Material shown:

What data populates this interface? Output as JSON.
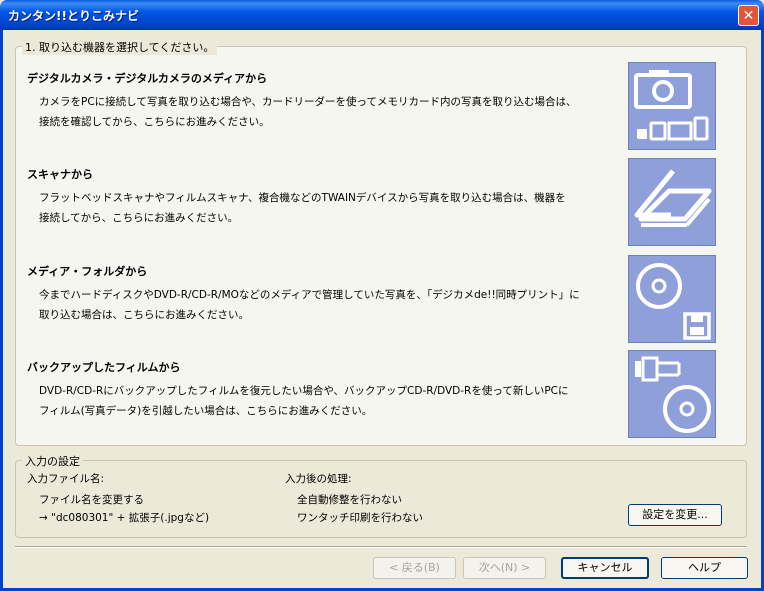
{
  "window": {
    "title": "カンタン!!とりこみナビ",
    "close_label": "✕"
  },
  "select_group": {
    "legend": "1. 取り込む機器を選択してください。",
    "sections": [
      {
        "title": "デジタルカメラ・デジタルカメラのメディアから",
        "desc1": "カメラをPCに接続して写真を取り込む場合や、カードリーダーを使ってメモリカード内の写真を取り込む場合は、",
        "desc2": "接続を確認してから、こちらにお進みください。",
        "icon": "camera-icon"
      },
      {
        "title": "スキャナから",
        "desc1": "フラットベッドスキャナやフィルムスキャナ、複合機などのTWAINデバイスから写真を取り込む場合は、機器を",
        "desc2": "接続してから、こちらにお進みください。",
        "icon": "scanner-icon"
      },
      {
        "title": "メディア・フォルダから",
        "desc1": "今までハードディスクやDVD-R/CD-R/MOなどのメディアで管理していた写真を、「デジカメde!!同時プリント」に",
        "desc2": "取り込む場合は、こちらにお進みください。",
        "icon": "disc-media-icon"
      },
      {
        "title": "バックアップしたフィルムから",
        "desc1": "DVD-R/CD-Rにバックアップしたフィルムを復元したい場合や、バックアップCD-R/DVD-Rを使って新しいPCに",
        "desc2": "フィルム(写真データ)を引越したい場合は、こちらにお進みください。",
        "icon": "film-disc-icon"
      }
    ]
  },
  "input_settings": {
    "legend": "入力の設定",
    "filename_label": "入力ファイル名:",
    "filename_line1": "ファイル名を変更する",
    "filename_line2": "→ \"dc080301\" + 拡張子(.jpgなど)",
    "post_label": "入力後の処理:",
    "post_line1": "全自動修整を行わない",
    "post_line2": "ワンタッチ印刷を行わない",
    "change_button": "設定を変更..."
  },
  "footer": {
    "back": "< 戻る(B)",
    "next": "次へ(N) >",
    "cancel": "キャンセル",
    "help": "ヘルプ"
  },
  "colors": {
    "titlebar": "#0055E5",
    "icon_bg": "#8F9FD9",
    "dialog_bg": "#ECE9D8"
  }
}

Instructions to follow:
Transcribe all entries above exactly. Drop the pictures.

Solution to this task:
What data populates this interface? Output as JSON.
{
  "window": {
    "title": "カンタン!!とりこみナビ",
    "close_label": "✕"
  },
  "select_group": {
    "legend": "1. 取り込む機器を選択してください。",
    "sections": [
      {
        "title": "デジタルカメラ・デジタルカメラのメディアから",
        "desc1": "カメラをPCに接続して写真を取り込む場合や、カードリーダーを使ってメモリカード内の写真を取り込む場合は、",
        "desc2": "接続を確認してから、こちらにお進みください。",
        "icon": "camera-icon"
      },
      {
        "title": "スキャナから",
        "desc1": "フラットベッドスキャナやフィルムスキャナ、複合機などのTWAINデバイスから写真を取り込む場合は、機器を",
        "desc2": "接続してから、こちらにお進みください。",
        "icon": "scanner-icon"
      },
      {
        "title": "メディア・フォルダから",
        "desc1": "今までハードディスクやDVD-R/CD-R/MOなどのメディアで管理していた写真を、「デジカメde!!同時プリント」に",
        "desc2": "取り込む場合は、こちらにお進みください。",
        "icon": "disc-media-icon"
      },
      {
        "title": "バックアップしたフィルムから",
        "desc1": "DVD-R/CD-Rにバックアップしたフィルムを復元したい場合や、バックアップCD-R/DVD-Rを使って新しいPCに",
        "desc2": "フィルム(写真データ)を引越したい場合は、こちらにお進みください。",
        "icon": "film-disc-icon"
      }
    ]
  },
  "input_settings": {
    "legend": "入力の設定",
    "filename_label": "入力ファイル名:",
    "filename_line1": "ファイル名を変更する",
    "filename_line2": "→ \"dc080301\" + 拡張子(.jpgなど)",
    "post_label": "入力後の処理:",
    "post_line1": "全自動修整を行わない",
    "post_line2": "ワンタッチ印刷を行わない",
    "change_button": "設定を変更..."
  },
  "footer": {
    "back": "< 戻る(B)",
    "next": "次へ(N) >",
    "cancel": "キャンセル",
    "help": "ヘルプ"
  },
  "colors": {
    "titlebar": "#0055E5",
    "icon_bg": "#8F9FD9",
    "dialog_bg": "#ECE9D8"
  }
}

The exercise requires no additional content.